START DATA SHOWN
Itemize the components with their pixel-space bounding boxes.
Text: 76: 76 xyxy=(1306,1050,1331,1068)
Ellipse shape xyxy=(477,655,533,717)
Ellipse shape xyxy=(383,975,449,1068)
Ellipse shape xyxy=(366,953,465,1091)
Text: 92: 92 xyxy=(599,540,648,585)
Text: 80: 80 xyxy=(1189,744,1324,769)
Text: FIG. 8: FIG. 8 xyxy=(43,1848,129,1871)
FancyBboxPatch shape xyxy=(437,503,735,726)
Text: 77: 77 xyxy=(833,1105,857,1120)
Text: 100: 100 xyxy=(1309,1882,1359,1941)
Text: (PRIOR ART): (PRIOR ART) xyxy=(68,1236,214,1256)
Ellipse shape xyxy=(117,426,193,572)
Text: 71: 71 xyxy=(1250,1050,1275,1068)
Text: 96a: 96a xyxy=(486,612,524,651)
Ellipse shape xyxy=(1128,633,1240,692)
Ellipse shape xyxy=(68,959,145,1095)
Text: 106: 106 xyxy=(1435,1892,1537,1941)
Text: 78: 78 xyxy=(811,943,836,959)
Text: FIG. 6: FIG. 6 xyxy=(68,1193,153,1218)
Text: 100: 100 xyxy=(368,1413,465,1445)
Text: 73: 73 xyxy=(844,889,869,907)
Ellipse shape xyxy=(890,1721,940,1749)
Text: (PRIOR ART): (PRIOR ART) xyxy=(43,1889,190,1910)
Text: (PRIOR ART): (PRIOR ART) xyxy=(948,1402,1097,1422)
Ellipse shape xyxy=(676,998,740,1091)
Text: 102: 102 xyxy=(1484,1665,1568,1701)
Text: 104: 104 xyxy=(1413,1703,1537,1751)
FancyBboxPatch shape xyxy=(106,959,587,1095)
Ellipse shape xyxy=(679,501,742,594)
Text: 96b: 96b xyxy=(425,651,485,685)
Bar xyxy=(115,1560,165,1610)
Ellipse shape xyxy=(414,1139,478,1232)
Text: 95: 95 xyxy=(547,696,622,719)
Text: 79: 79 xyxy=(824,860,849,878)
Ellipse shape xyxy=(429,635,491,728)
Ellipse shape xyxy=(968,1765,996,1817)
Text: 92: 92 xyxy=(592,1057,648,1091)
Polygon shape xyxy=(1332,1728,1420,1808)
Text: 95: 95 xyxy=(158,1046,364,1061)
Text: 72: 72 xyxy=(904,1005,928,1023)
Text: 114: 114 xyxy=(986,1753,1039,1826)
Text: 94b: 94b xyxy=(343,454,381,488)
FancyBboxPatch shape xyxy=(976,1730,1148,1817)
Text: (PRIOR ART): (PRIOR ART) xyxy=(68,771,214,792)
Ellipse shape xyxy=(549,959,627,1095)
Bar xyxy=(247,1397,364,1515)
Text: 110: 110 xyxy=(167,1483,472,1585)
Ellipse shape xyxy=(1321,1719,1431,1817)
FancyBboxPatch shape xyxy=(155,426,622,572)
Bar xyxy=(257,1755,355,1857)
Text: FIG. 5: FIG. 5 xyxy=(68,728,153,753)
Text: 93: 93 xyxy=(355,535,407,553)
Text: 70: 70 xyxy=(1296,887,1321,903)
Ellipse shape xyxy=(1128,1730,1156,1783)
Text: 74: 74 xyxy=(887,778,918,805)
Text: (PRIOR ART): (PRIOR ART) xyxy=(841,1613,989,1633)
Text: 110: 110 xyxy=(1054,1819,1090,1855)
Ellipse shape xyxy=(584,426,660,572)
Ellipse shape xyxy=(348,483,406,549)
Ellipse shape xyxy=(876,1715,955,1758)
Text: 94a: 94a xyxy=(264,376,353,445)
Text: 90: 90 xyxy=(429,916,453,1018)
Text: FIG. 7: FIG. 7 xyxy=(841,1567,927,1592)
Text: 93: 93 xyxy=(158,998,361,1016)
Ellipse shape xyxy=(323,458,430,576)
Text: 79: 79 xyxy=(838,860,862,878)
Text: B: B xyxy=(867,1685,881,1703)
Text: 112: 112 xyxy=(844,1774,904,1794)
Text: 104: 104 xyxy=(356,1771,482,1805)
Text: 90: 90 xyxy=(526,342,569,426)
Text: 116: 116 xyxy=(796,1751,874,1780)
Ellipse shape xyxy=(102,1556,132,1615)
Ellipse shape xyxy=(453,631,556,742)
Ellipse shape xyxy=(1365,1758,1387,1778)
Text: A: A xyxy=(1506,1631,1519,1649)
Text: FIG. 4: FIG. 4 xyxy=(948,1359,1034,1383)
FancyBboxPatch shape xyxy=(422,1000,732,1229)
END DATA SHOWN
(EXERCISE INSTRUCTIONS): Write out the whole listing above again, line by line, with no changes at all.

(EXERCISE SOLUTION):
Itemize the components with their pixel-space bounding boxes.
Text: 76: 76 xyxy=(1306,1050,1331,1068)
Ellipse shape xyxy=(477,655,533,717)
Ellipse shape xyxy=(383,975,449,1068)
Ellipse shape xyxy=(366,953,465,1091)
Text: 92: 92 xyxy=(599,540,648,585)
Text: 80: 80 xyxy=(1189,744,1324,769)
Text: FIG. 8: FIG. 8 xyxy=(43,1848,129,1871)
FancyBboxPatch shape xyxy=(437,503,735,726)
Text: 77: 77 xyxy=(833,1105,857,1120)
Text: 100: 100 xyxy=(1309,1882,1359,1941)
Text: (PRIOR ART): (PRIOR ART) xyxy=(68,1236,214,1256)
Ellipse shape xyxy=(117,426,193,572)
Text: 71: 71 xyxy=(1250,1050,1275,1068)
Text: 96a: 96a xyxy=(486,612,524,651)
Ellipse shape xyxy=(1128,633,1240,692)
Ellipse shape xyxy=(68,959,145,1095)
Text: 106: 106 xyxy=(1435,1892,1537,1941)
Text: 78: 78 xyxy=(811,943,836,959)
Text: FIG. 6: FIG. 6 xyxy=(68,1193,153,1218)
Text: 100: 100 xyxy=(368,1413,465,1445)
Text: 73: 73 xyxy=(844,889,869,907)
Ellipse shape xyxy=(890,1721,940,1749)
Text: (PRIOR ART): (PRIOR ART) xyxy=(43,1889,190,1910)
Text: (PRIOR ART): (PRIOR ART) xyxy=(948,1402,1097,1422)
Ellipse shape xyxy=(676,998,740,1091)
Text: 102: 102 xyxy=(1484,1665,1568,1701)
Text: 104: 104 xyxy=(1413,1703,1537,1751)
FancyBboxPatch shape xyxy=(106,959,587,1095)
Ellipse shape xyxy=(679,501,742,594)
Text: 96b: 96b xyxy=(425,651,485,685)
Bar xyxy=(115,1560,165,1610)
Ellipse shape xyxy=(414,1139,478,1232)
Text: 95: 95 xyxy=(547,696,622,719)
Text: 79: 79 xyxy=(824,860,849,878)
Ellipse shape xyxy=(429,635,491,728)
Ellipse shape xyxy=(968,1765,996,1817)
Text: 92: 92 xyxy=(592,1057,648,1091)
Polygon shape xyxy=(1332,1728,1420,1808)
Text: 95: 95 xyxy=(158,1046,364,1061)
Text: 72: 72 xyxy=(904,1005,928,1023)
Text: 114: 114 xyxy=(986,1753,1039,1826)
Text: 94b: 94b xyxy=(343,454,381,488)
FancyBboxPatch shape xyxy=(976,1730,1148,1817)
Text: (PRIOR ART): (PRIOR ART) xyxy=(68,771,214,792)
Ellipse shape xyxy=(549,959,627,1095)
Bar xyxy=(247,1397,364,1515)
Text: 110: 110 xyxy=(167,1483,472,1585)
Ellipse shape xyxy=(1321,1719,1431,1817)
FancyBboxPatch shape xyxy=(155,426,622,572)
Bar xyxy=(257,1755,355,1857)
Text: FIG. 5: FIG. 5 xyxy=(68,728,153,753)
Text: 93: 93 xyxy=(355,535,407,553)
Text: 70: 70 xyxy=(1296,887,1321,903)
Ellipse shape xyxy=(1128,1730,1156,1783)
Text: 74: 74 xyxy=(887,778,918,805)
Text: (PRIOR ART): (PRIOR ART) xyxy=(841,1613,989,1633)
Text: 110: 110 xyxy=(1054,1819,1090,1855)
Ellipse shape xyxy=(584,426,660,572)
Ellipse shape xyxy=(348,483,406,549)
Ellipse shape xyxy=(876,1715,955,1758)
Text: 94a: 94a xyxy=(264,376,353,445)
Text: 90: 90 xyxy=(429,916,453,1018)
Text: FIG. 7: FIG. 7 xyxy=(841,1567,927,1592)
Text: 93: 93 xyxy=(158,998,361,1016)
Ellipse shape xyxy=(323,458,430,576)
Text: 79: 79 xyxy=(838,860,862,878)
Text: B: B xyxy=(867,1685,881,1703)
Text: 112: 112 xyxy=(844,1774,904,1794)
Text: 104: 104 xyxy=(356,1771,482,1805)
Text: 90: 90 xyxy=(526,342,569,426)
Text: 116: 116 xyxy=(796,1751,874,1780)
Ellipse shape xyxy=(102,1556,132,1615)
Ellipse shape xyxy=(453,631,556,742)
Ellipse shape xyxy=(1365,1758,1387,1778)
Text: A: A xyxy=(1506,1631,1519,1649)
Text: FIG. 4: FIG. 4 xyxy=(948,1359,1034,1383)
FancyBboxPatch shape xyxy=(422,1000,732,1229)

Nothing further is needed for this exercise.